+++ Given entries
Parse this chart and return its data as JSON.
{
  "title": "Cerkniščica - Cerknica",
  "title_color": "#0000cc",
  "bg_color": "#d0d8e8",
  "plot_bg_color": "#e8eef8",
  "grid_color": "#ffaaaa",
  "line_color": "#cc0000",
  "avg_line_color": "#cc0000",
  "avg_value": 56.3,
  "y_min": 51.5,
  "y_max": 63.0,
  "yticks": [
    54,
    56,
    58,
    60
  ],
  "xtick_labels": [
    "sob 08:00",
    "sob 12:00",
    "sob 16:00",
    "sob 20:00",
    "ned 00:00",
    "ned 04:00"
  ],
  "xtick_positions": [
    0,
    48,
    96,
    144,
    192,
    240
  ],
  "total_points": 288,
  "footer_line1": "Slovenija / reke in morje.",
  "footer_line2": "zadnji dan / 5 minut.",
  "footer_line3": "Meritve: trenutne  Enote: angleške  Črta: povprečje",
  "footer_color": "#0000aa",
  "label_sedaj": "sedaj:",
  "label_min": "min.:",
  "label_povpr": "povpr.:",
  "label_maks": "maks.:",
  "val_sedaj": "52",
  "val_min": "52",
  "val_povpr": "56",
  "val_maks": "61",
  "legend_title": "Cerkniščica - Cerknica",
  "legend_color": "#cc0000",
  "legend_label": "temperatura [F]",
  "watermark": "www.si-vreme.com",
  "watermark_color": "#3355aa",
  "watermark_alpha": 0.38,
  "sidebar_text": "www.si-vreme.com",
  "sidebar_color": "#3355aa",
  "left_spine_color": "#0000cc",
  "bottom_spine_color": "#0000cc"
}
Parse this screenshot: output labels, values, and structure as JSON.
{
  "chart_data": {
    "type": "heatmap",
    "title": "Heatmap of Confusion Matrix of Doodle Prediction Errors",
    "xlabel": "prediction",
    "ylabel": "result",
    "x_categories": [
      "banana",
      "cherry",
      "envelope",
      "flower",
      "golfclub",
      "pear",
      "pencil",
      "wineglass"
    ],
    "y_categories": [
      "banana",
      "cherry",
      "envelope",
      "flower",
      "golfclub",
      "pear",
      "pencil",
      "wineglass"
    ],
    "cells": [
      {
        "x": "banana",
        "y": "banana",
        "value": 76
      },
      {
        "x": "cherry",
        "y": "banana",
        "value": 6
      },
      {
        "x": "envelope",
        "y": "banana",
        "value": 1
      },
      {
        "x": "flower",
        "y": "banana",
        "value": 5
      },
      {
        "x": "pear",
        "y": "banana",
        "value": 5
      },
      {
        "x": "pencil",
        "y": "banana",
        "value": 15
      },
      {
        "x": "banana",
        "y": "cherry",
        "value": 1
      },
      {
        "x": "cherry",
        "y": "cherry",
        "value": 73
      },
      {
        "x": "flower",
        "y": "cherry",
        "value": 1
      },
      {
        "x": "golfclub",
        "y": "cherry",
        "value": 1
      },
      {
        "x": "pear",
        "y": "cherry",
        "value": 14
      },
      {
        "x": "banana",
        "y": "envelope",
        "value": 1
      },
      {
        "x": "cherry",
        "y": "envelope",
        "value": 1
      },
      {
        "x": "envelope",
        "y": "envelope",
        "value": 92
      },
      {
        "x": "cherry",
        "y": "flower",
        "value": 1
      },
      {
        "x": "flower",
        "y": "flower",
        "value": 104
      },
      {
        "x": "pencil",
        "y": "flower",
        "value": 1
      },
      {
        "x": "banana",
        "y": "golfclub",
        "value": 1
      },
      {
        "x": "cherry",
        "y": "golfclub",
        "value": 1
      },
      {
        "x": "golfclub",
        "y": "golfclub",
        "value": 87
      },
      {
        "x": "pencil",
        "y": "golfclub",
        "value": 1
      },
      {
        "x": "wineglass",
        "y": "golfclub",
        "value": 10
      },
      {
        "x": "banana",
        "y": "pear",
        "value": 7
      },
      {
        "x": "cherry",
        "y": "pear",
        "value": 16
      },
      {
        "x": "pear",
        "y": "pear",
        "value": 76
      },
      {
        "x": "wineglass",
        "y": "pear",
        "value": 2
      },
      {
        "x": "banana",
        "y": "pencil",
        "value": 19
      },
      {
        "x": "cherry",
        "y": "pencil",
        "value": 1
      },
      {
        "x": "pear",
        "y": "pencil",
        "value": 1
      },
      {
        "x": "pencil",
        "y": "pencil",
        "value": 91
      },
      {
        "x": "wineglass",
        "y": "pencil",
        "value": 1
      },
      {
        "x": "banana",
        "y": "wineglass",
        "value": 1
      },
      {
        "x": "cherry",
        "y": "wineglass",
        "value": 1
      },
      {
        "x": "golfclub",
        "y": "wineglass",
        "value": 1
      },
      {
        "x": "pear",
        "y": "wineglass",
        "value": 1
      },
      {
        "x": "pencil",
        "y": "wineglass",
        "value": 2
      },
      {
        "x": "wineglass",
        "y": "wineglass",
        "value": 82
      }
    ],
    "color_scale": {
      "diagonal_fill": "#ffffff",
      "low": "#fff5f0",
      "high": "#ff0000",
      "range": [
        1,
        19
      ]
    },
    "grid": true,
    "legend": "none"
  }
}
++++++
#### Objective:
Give only the number of lines in the data that hold the string "Cerkniščica".

#### Written reply:
2